> [AIM OF THE TASK] Your task is to filter the data below down to the lines holding "mezzanine".

BEGIN ITEMS

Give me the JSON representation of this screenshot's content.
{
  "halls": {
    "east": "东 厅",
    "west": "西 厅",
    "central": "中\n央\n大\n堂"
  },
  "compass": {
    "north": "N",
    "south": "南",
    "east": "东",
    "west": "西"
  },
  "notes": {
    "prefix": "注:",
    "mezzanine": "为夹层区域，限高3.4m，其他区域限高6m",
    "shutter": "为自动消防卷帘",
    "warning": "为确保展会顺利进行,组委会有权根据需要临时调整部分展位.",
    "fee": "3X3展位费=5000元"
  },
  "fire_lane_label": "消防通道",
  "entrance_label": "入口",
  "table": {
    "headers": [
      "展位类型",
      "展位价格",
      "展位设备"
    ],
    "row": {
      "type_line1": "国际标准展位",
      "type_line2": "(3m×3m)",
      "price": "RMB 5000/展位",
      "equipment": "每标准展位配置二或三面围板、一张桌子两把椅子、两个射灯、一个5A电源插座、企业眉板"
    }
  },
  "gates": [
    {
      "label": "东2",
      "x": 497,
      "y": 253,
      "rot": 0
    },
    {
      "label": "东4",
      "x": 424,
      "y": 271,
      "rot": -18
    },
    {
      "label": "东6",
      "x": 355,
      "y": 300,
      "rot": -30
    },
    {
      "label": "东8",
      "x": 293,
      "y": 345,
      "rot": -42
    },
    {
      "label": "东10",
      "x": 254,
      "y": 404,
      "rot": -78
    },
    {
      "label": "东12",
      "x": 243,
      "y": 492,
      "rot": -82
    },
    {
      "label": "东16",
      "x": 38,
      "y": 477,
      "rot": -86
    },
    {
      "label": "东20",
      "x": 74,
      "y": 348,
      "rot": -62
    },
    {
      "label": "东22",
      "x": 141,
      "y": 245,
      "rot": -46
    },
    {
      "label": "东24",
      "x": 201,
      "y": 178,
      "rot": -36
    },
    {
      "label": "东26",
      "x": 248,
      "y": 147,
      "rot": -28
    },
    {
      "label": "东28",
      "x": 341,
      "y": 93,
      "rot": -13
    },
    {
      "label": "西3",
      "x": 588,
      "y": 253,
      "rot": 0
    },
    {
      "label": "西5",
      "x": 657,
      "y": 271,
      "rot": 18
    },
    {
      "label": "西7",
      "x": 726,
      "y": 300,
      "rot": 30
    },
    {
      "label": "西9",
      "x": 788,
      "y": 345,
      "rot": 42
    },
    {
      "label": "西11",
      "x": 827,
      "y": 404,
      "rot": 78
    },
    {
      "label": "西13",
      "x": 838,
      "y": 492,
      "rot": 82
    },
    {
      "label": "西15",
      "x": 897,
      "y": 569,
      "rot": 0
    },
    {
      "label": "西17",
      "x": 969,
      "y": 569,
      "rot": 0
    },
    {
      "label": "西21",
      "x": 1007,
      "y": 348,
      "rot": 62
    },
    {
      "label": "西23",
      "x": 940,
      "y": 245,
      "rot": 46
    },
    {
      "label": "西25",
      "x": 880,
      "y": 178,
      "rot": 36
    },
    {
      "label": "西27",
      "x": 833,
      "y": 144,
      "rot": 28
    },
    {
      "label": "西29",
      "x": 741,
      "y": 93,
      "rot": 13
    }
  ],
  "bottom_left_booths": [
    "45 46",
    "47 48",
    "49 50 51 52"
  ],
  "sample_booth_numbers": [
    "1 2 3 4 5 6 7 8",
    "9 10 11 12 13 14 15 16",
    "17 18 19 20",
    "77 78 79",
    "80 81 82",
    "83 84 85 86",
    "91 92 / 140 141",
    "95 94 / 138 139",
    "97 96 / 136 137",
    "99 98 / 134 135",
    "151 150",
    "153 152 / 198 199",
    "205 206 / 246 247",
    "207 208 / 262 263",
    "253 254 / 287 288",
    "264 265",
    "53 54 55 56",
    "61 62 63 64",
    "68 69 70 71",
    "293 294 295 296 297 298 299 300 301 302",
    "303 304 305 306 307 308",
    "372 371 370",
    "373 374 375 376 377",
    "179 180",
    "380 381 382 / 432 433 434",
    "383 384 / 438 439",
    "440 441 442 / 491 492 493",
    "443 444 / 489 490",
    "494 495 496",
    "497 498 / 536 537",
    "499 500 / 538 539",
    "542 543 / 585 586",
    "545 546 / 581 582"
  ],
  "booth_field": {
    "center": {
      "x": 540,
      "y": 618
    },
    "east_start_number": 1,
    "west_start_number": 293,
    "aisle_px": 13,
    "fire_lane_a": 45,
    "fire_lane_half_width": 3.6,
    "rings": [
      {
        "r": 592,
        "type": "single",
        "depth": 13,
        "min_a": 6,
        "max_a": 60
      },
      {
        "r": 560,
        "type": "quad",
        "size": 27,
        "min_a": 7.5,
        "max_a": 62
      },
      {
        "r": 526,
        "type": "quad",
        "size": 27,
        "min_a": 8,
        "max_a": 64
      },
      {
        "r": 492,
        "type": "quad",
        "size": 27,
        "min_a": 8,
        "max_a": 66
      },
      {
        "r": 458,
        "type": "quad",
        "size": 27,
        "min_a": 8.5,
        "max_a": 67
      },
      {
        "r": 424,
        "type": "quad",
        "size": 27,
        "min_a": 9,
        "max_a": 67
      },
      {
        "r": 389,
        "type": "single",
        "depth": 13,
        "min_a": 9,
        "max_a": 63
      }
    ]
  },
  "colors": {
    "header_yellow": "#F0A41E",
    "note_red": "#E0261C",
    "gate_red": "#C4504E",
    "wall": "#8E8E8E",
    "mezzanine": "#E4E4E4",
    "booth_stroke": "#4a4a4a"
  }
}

END ITEMS
BEGIN ITEMS

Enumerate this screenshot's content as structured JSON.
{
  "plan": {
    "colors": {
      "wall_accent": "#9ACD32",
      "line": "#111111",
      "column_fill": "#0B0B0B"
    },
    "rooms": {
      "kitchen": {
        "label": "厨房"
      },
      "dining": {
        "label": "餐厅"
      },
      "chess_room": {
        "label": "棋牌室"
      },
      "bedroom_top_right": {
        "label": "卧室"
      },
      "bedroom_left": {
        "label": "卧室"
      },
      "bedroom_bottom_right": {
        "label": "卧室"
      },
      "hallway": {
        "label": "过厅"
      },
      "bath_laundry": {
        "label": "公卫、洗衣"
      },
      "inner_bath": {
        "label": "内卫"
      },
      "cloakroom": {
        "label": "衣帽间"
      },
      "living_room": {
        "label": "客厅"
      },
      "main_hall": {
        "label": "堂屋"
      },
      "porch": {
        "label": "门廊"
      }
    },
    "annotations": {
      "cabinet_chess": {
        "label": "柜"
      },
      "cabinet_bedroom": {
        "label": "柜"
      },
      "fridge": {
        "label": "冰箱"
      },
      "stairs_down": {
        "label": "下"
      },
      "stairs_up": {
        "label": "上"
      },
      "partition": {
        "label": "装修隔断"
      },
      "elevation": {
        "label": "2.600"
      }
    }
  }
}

END ITEMS

> [RESULT OF THIS EXERCISE]
    "mezzanine": "为夹层区域，限高3.4m，其他区域限高6m",
    "mezzanine": "#E4E4E4",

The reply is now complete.